:: YOUR OBJECTIVE ::
Repeat exactly each line of the data provided below.

(Data entries)
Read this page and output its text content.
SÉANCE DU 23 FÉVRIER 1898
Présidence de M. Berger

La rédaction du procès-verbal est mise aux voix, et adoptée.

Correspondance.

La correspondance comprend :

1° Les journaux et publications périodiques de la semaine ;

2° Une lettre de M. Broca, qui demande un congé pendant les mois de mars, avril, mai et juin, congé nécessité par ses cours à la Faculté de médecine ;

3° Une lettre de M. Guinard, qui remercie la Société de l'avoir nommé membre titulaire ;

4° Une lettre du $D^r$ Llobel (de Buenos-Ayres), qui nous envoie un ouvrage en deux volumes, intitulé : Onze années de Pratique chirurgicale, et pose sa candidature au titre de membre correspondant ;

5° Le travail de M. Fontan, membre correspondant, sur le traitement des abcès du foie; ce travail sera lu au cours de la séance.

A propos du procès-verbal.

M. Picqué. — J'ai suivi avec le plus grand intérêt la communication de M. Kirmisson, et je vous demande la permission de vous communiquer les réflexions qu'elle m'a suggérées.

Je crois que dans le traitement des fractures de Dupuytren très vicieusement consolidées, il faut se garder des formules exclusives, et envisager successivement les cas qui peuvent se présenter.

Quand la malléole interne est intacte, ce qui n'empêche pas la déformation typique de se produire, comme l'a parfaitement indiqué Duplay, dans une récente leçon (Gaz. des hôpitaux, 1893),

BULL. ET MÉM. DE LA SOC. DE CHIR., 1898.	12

:: WRITTEN SOLUTION ::
Read this page and output its text content.
SÉANCE DU 23 FÉVRIER 1898
Présidence de M. Berger

La rédaction du procès-verbal est mise aux voix, et adoptée.

Correspondance.

La correspondance comprend :

1° Les journaux et publications périodiques de la semaine ;

2° Une lettre de M. Broca, qui demande un congé pendant les mois de mars, avril, mai et juin, congé nécessité par ses cours à la Faculté de médecine ;

3° Une lettre de M. Guinard, qui remercie la Société de l'avoir nommé membre titulaire ;

4° Une lettre du $D^r$ Llobel (de Buenos-Ayres), qui nous envoie un ouvrage en deux volumes, intitulé : Onze années de Pratique chirurgicale, et pose sa candidature au titre de membre correspondant ;

5° Le travail de M. Fontan, membre correspondant, sur le traitement des abcès du foie; ce travail sera lu au cours de la séance.

A propos du procès-verbal.

M. Picqué. — J'ai suivi avec le plus grand intérêt la communication de M. Kirmisson, et je vous demande la permission de vous communiquer les réflexions qu'elle m'a suggérées.

Je crois que dans le traitement des fractures de Dupuytren très vicieusement consolidées, il faut se garder des formules exclusives, et envisager successivement les cas qui peuvent se présenter.

Quand la malléole interne est intacte, ce qui n'empêche pas la déformation typique de se produire, comme l'a parfaitement indiqué Duplay, dans une récente leçon (Gaz. des hôpitaux, 1893),

BULL. ET MÉM. DE LA SOC. DE CHIR., 1898.	12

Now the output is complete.